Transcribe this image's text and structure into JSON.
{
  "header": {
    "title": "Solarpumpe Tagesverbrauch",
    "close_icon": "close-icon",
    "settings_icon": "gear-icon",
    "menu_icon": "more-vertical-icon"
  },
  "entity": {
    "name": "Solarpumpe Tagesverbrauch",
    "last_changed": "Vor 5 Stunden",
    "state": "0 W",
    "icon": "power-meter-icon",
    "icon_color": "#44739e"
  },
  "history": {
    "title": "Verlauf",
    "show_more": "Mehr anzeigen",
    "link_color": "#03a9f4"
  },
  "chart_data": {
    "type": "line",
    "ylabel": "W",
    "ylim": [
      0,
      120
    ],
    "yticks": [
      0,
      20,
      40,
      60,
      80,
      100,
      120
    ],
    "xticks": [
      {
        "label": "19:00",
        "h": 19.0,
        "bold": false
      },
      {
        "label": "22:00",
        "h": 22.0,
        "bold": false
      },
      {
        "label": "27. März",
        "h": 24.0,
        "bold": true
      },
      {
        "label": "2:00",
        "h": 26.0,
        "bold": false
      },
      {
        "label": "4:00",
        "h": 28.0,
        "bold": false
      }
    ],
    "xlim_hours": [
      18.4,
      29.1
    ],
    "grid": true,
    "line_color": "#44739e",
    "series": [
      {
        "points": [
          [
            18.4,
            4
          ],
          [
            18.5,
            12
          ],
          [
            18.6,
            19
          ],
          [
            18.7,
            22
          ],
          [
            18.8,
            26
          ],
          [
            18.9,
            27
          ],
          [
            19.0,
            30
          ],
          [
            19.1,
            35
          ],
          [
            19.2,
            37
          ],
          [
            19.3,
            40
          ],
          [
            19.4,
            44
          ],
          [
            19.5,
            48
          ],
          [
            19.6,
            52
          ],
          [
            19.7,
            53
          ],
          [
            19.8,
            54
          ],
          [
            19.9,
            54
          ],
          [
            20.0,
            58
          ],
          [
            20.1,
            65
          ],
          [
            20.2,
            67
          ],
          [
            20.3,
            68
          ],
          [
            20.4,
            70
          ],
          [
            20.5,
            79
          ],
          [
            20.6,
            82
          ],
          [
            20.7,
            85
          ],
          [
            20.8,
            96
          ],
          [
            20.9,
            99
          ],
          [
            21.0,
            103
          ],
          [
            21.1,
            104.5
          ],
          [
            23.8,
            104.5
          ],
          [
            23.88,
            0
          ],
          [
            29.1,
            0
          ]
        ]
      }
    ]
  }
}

### Task brief:
Write out all the records above again, exactly as they stand.

### Correct response:
Transcribe this image's text and structure into JSON.
{
  "header": {
    "title": "Solarpumpe Tagesverbrauch",
    "close_icon": "close-icon",
    "settings_icon": "gear-icon",
    "menu_icon": "more-vertical-icon"
  },
  "entity": {
    "name": "Solarpumpe Tagesverbrauch",
    "last_changed": "Vor 5 Stunden",
    "state": "0 W",
    "icon": "power-meter-icon",
    "icon_color": "#44739e"
  },
  "history": {
    "title": "Verlauf",
    "show_more": "Mehr anzeigen",
    "link_color": "#03a9f4"
  },
  "chart_data": {
    "type": "line",
    "ylabel": "W",
    "ylim": [
      0,
      120
    ],
    "yticks": [
      0,
      20,
      40,
      60,
      80,
      100,
      120
    ],
    "xticks": [
      {
        "label": "19:00",
        "h": 19.0,
        "bold": false
      },
      {
        "label": "22:00",
        "h": 22.0,
        "bold": false
      },
      {
        "label": "27. März",
        "h": 24.0,
        "bold": true
      },
      {
        "label": "2:00",
        "h": 26.0,
        "bold": false
      },
      {
        "label": "4:00",
        "h": 28.0,
        "bold": false
      }
    ],
    "xlim_hours": [
      18.4,
      29.1
    ],
    "grid": true,
    "line_color": "#44739e",
    "series": [
      {
        "points": [
          [
            18.4,
            4
          ],
          [
            18.5,
            12
          ],
          [
            18.6,
            19
          ],
          [
            18.7,
            22
          ],
          [
            18.8,
            26
          ],
          [
            18.9,
            27
          ],
          [
            19.0,
            30
          ],
          [
            19.1,
            35
          ],
          [
            19.2,
            37
          ],
          [
            19.3,
            40
          ],
          [
            19.4,
            44
          ],
          [
            19.5,
            48
          ],
          [
            19.6,
            52
          ],
          [
            19.7,
            53
          ],
          [
            19.8,
            54
          ],
          [
            19.9,
            54
          ],
          [
            20.0,
            58
          ],
          [
            20.1,
            65
          ],
          [
            20.2,
            67
          ],
          [
            20.3,
            68
          ],
          [
            20.4,
            70
          ],
          [
            20.5,
            79
          ],
          [
            20.6,
            82
          ],
          [
            20.7,
            85
          ],
          [
            20.8,
            96
          ],
          [
            20.9,
            99
          ],
          [
            21.0,
            103
          ],
          [
            21.1,
            104.5
          ],
          [
            23.8,
            104.5
          ],
          [
            23.88,
            0
          ],
          [
            29.1,
            0
          ]
        ]
      }
    ]
  }
}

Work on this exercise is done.